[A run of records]

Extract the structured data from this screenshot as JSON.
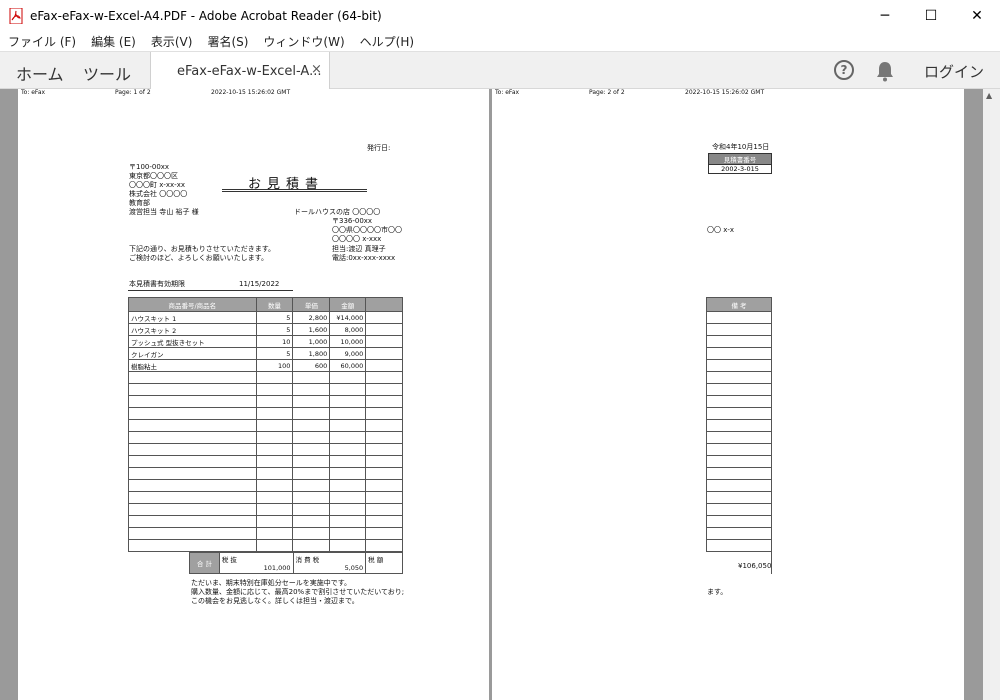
{
  "window": {
    "title": "eFax-eFax-w-Excel-A4.PDF - Adobe Acrobat Reader (64-bit)",
    "minimize": "─",
    "maximize": "☐",
    "close": "✕"
  },
  "menu": [
    "ファイル (F)",
    "編集 (E)",
    "表示(V)",
    "署名(S)",
    "ウィンドウ(W)",
    "ヘルプ(H)"
  ],
  "tabs": {
    "home": "ホーム",
    "tools": "ツール",
    "document": "eFax-eFax-w-Excel-A...",
    "close": "×",
    "help": "?",
    "login": "ログイン"
  },
  "page1": {
    "header_to": "To: eFax",
    "header_page": "Page: 1 of 2",
    "header_date": "2022-10-15 15:26:02 GMT",
    "issue_date_label": "発行日:",
    "doc_title": "お見積書",
    "addr_zip": "〒100-00xx",
    "addr_city": "東京都〇〇〇区",
    "addr_town": "〇〇〇町 x-xx-xx",
    "company": "株式会社 〇〇〇〇",
    "dept": "教育部",
    "contact": "渡営担当 寺山 裕子 様",
    "shop": "ドールハウスの店 〇〇〇〇",
    "shop_zip": "〒336-00xx",
    "shop_addr1": "〇〇県〇〇〇〇市〇〇",
    "shop_addr2": "〇〇〇〇 x-xxx",
    "shop_staff": "担当:渡辺 真理子",
    "shop_tel": "電話:0xx-xxx-xxxx",
    "intro1": "下記の通り、お見積もりさせていただきます。",
    "intro2": "ご検討のほど、よろしくお願いいたします。",
    "validity_label": "本見積書有効期限",
    "validity_date": "11/15/2022",
    "col_item": "商品番号/商品名",
    "col_qty": "数量",
    "col_price": "単価",
    "col_amount": "金額",
    "rows": [
      {
        "name": "ハウスキット 1",
        "qty": "5",
        "price": "2,800",
        "amount": "¥14,000"
      },
      {
        "name": "ハウスキット 2",
        "qty": "5",
        "price": "1,600",
        "amount": "8,000"
      },
      {
        "name": "プッシュ式 型抜きセット",
        "qty": "10",
        "price": "1,000",
        "amount": "10,000"
      },
      {
        "name": "クレイガン",
        "qty": "5",
        "price": "1,800",
        "amount": "9,000"
      },
      {
        "name": "樹脂粘土",
        "qty": "100",
        "price": "600",
        "amount": "60,000"
      }
    ],
    "total_label": "合 計",
    "pretax_label": "税 抜",
    "pretax_value": "101,000",
    "tax_label": "消 費 税",
    "tax_value": "5,050",
    "taxin_label": "税 額",
    "note1": "ただいま、期末特別在庫処分セールを実施中です。",
    "note2": "購入数量、金額に応じて、最高20%まで割引させていただいており;",
    "note3": "この機会をお見逃しなく。詳しくは担当・渡辺まで。"
  },
  "page2": {
    "header_to": "To: eFax",
    "header_page": "Page: 2 of 2",
    "header_date": "2022-10-15 15:26:02 GMT",
    "date": "令和4年10月15日",
    "est_label": "見積書番号",
    "est_no": "2002-3-015",
    "ref": "〇〇 x-x",
    "col_remarks": "備 考",
    "total": "¥106,050",
    "note_tail": "ます。"
  }
}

• _WHAT YOU ARE ASKED TO DO_:
Repeat the listing verbatim. Skip the pictures.

• _ANSWER TO THIS PROBLEM_:
Extract the structured data from this screenshot as JSON.
{
  "window": {
    "title": "eFax-eFax-w-Excel-A4.PDF - Adobe Acrobat Reader (64-bit)",
    "minimize": "─",
    "maximize": "☐",
    "close": "✕"
  },
  "menu": [
    "ファイル (F)",
    "編集 (E)",
    "表示(V)",
    "署名(S)",
    "ウィンドウ(W)",
    "ヘルプ(H)"
  ],
  "tabs": {
    "home": "ホーム",
    "tools": "ツール",
    "document": "eFax-eFax-w-Excel-A...",
    "close": "×",
    "help": "?",
    "login": "ログイン"
  },
  "page1": {
    "header_to": "To: eFax",
    "header_page": "Page: 1 of 2",
    "header_date": "2022-10-15 15:26:02 GMT",
    "issue_date_label": "発行日:",
    "doc_title": "お見積書",
    "addr_zip": "〒100-00xx",
    "addr_city": "東京都〇〇〇区",
    "addr_town": "〇〇〇町 x-xx-xx",
    "company": "株式会社 〇〇〇〇",
    "dept": "教育部",
    "contact": "渡営担当 寺山 裕子 様",
    "shop": "ドールハウスの店 〇〇〇〇",
    "shop_zip": "〒336-00xx",
    "shop_addr1": "〇〇県〇〇〇〇市〇〇",
    "shop_addr2": "〇〇〇〇 x-xxx",
    "shop_staff": "担当:渡辺 真理子",
    "shop_tel": "電話:0xx-xxx-xxxx",
    "intro1": "下記の通り、お見積もりさせていただきます。",
    "intro2": "ご検討のほど、よろしくお願いいたします。",
    "validity_label": "本見積書有効期限",
    "validity_date": "11/15/2022",
    "col_item": "商品番号/商品名",
    "col_qty": "数量",
    "col_price": "単価",
    "col_amount": "金額",
    "rows": [
      {
        "name": "ハウスキット 1",
        "qty": "5",
        "price": "2,800",
        "amount": "¥14,000"
      },
      {
        "name": "ハウスキット 2",
        "qty": "5",
        "price": "1,600",
        "amount": "8,000"
      },
      {
        "name": "プッシュ式 型抜きセット",
        "qty": "10",
        "price": "1,000",
        "amount": "10,000"
      },
      {
        "name": "クレイガン",
        "qty": "5",
        "price": "1,800",
        "amount": "9,000"
      },
      {
        "name": "樹脂粘土",
        "qty": "100",
        "price": "600",
        "amount": "60,000"
      }
    ],
    "total_label": "合 計",
    "pretax_label": "税 抜",
    "pretax_value": "101,000",
    "tax_label": "消 費 税",
    "tax_value": "5,050",
    "taxin_label": "税 額",
    "note1": "ただいま、期末特別在庫処分セールを実施中です。",
    "note2": "購入数量、金額に応じて、最高20%まで割引させていただいており;",
    "note3": "この機会をお見逃しなく。詳しくは担当・渡辺まで。"
  },
  "page2": {
    "header_to": "To: eFax",
    "header_page": "Page: 2 of 2",
    "header_date": "2022-10-15 15:26:02 GMT",
    "date": "令和4年10月15日",
    "est_label": "見積書番号",
    "est_no": "2002-3-015",
    "ref": "〇〇 x-x",
    "col_remarks": "備 考",
    "total": "¥106,050",
    "note_tail": "ます。"
  }
}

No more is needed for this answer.